## RECORDS FOR THE EXERCISE:
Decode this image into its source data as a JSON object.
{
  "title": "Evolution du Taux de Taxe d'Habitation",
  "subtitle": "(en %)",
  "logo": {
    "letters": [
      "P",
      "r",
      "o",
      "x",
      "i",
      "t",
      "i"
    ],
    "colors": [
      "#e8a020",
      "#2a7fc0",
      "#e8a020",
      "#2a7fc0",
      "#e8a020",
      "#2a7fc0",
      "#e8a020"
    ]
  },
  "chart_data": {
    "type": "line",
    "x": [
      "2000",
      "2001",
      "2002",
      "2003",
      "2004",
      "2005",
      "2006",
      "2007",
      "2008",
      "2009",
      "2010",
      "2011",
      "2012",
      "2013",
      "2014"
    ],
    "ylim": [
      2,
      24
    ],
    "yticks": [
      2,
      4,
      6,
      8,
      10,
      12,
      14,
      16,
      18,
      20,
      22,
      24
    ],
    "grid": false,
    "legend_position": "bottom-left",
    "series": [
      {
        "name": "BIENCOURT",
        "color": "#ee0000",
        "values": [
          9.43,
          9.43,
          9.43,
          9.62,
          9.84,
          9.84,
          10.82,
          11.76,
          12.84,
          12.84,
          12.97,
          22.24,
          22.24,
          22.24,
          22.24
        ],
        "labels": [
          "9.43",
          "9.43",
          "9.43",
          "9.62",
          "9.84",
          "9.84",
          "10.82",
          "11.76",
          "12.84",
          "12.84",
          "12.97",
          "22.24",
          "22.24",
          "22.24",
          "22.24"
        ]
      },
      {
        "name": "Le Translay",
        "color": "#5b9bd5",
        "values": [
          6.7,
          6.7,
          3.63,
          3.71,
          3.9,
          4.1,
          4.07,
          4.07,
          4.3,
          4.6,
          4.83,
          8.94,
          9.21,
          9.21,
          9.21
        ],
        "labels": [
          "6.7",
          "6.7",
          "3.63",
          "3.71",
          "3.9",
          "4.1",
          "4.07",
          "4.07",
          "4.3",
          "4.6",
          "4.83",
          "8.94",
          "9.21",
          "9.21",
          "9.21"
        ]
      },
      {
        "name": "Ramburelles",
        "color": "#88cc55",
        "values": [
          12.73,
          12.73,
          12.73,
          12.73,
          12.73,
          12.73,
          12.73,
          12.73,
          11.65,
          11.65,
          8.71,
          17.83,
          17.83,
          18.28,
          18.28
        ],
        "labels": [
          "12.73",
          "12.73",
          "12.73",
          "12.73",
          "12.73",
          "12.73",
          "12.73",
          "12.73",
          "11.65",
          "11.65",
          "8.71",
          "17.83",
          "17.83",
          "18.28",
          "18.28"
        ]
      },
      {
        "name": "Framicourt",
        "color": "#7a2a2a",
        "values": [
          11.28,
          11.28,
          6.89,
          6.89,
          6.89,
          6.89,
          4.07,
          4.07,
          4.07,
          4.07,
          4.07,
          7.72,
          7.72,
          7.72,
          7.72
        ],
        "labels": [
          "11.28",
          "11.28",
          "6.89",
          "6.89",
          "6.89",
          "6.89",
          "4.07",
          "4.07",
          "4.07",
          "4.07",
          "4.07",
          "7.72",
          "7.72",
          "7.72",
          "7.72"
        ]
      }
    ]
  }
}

## REQUIRED WORK:
Output each entry precisely as given.

## RESPONSE TO THIS EXERCISE:
Decode this image into its source data as a JSON object.
{
  "title": "Evolution du Taux de Taxe d'Habitation",
  "subtitle": "(en %)",
  "logo": {
    "letters": [
      "P",
      "r",
      "o",
      "x",
      "i",
      "t",
      "i"
    ],
    "colors": [
      "#e8a020",
      "#2a7fc0",
      "#e8a020",
      "#2a7fc0",
      "#e8a020",
      "#2a7fc0",
      "#e8a020"
    ]
  },
  "chart_data": {
    "type": "line",
    "x": [
      "2000",
      "2001",
      "2002",
      "2003",
      "2004",
      "2005",
      "2006",
      "2007",
      "2008",
      "2009",
      "2010",
      "2011",
      "2012",
      "2013",
      "2014"
    ],
    "ylim": [
      2,
      24
    ],
    "yticks": [
      2,
      4,
      6,
      8,
      10,
      12,
      14,
      16,
      18,
      20,
      22,
      24
    ],
    "grid": false,
    "legend_position": "bottom-left",
    "series": [
      {
        "name": "BIENCOURT",
        "color": "#ee0000",
        "values": [
          9.43,
          9.43,
          9.43,
          9.62,
          9.84,
          9.84,
          10.82,
          11.76,
          12.84,
          12.84,
          12.97,
          22.24,
          22.24,
          22.24,
          22.24
        ],
        "labels": [
          "9.43",
          "9.43",
          "9.43",
          "9.62",
          "9.84",
          "9.84",
          "10.82",
          "11.76",
          "12.84",
          "12.84",
          "12.97",
          "22.24",
          "22.24",
          "22.24",
          "22.24"
        ]
      },
      {
        "name": "Le Translay",
        "color": "#5b9bd5",
        "values": [
          6.7,
          6.7,
          3.63,
          3.71,
          3.9,
          4.1,
          4.07,
          4.07,
          4.3,
          4.6,
          4.83,
          8.94,
          9.21,
          9.21,
          9.21
        ],
        "labels": [
          "6.7",
          "6.7",
          "3.63",
          "3.71",
          "3.9",
          "4.1",
          "4.07",
          "4.07",
          "4.3",
          "4.6",
          "4.83",
          "8.94",
          "9.21",
          "9.21",
          "9.21"
        ]
      },
      {
        "name": "Ramburelles",
        "color": "#88cc55",
        "values": [
          12.73,
          12.73,
          12.73,
          12.73,
          12.73,
          12.73,
          12.73,
          12.73,
          11.65,
          11.65,
          8.71,
          17.83,
          17.83,
          18.28,
          18.28
        ],
        "labels": [
          "12.73",
          "12.73",
          "12.73",
          "12.73",
          "12.73",
          "12.73",
          "12.73",
          "12.73",
          "11.65",
          "11.65",
          "8.71",
          "17.83",
          "17.83",
          "18.28",
          "18.28"
        ]
      },
      {
        "name": "Framicourt",
        "color": "#7a2a2a",
        "values": [
          11.28,
          11.28,
          6.89,
          6.89,
          6.89,
          6.89,
          4.07,
          4.07,
          4.07,
          4.07,
          4.07,
          7.72,
          7.72,
          7.72,
          7.72
        ],
        "labels": [
          "11.28",
          "11.28",
          "6.89",
          "6.89",
          "6.89",
          "6.89",
          "4.07",
          "4.07",
          "4.07",
          "4.07",
          "4.07",
          "7.72",
          "7.72",
          "7.72",
          "7.72"
        ]
      }
    ]
  }
}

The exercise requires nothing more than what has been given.